**Exercise objective:**
Give back only the lines from the one with "Parse this screenshot: output" through the last line of the data, exactly as they appear.

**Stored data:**
[start]

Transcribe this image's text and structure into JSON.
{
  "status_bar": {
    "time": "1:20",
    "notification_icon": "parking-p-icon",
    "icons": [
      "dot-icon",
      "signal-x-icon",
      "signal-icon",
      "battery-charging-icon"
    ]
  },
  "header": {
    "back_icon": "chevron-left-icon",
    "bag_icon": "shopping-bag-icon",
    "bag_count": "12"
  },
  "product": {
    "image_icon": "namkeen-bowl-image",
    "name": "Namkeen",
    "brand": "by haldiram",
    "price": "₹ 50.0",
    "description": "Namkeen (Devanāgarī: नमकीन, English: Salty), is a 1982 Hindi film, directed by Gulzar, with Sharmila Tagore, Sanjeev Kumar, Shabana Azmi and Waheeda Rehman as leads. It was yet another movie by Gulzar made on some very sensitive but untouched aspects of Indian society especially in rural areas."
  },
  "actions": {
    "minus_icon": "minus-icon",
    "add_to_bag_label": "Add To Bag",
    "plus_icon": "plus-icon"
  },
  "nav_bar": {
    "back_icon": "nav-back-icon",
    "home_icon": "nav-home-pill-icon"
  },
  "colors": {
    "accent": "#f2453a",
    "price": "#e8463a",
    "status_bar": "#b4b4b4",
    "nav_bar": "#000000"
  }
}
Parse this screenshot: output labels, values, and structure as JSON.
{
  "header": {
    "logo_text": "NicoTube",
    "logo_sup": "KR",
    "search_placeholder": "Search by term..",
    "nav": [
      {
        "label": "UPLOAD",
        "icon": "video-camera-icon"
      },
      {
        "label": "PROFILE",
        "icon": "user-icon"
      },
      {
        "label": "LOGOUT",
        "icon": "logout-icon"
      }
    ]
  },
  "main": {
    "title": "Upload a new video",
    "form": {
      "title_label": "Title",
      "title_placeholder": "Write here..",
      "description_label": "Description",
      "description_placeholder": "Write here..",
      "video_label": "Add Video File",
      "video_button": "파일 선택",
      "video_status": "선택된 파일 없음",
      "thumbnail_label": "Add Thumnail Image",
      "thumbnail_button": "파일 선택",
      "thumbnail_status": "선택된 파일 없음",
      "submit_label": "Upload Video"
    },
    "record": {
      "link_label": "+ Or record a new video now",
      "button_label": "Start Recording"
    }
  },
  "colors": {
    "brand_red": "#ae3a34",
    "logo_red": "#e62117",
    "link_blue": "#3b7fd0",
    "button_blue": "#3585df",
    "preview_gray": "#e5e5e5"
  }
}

[end]

**Task output:**
Parse this screenshot: output labels, values, and structure as JSON.
{
  "header": {
    "logo_text": "NicoTube",
    "logo_sup": "KR",
    "search_placeholder": "Search by term..",
    "nav": [
      {
        "label": "UPLOAD",
        "icon": "video-camera-icon"
      },
      {
        "label": "PROFILE",
        "icon": "user-icon"
      },
      {
        "label": "LOGOUT",
        "icon": "logout-icon"
      }
    ]
  },
  "main": {
    "title": "Upload a new video",
    "form": {
      "title_label": "Title",
      "title_placeholder": "Write here..",
      "description_label": "Description",
      "description_placeholder": "Write here..",
      "video_label": "Add Video File",
      "video_button": "파일 선택",
      "video_status": "선택된 파일 없음",
      "thumbnail_label": "Add Thumnail Image",
      "thumbnail_button": "파일 선택",
      "thumbnail_status": "선택된 파일 없음",
      "submit_label": "Upload Video"
    },
    "record": {
      "link_label": "+ Or record a new video now",
      "button_label": "Start Recording"
    }
  },
  "colors": {
    "brand_red": "#ae3a34",
    "logo_red": "#e62117",
    "link_blue": "#3b7fd0",
    "button_blue": "#3585df",
    "preview_gray": "#e5e5e5"
  }
}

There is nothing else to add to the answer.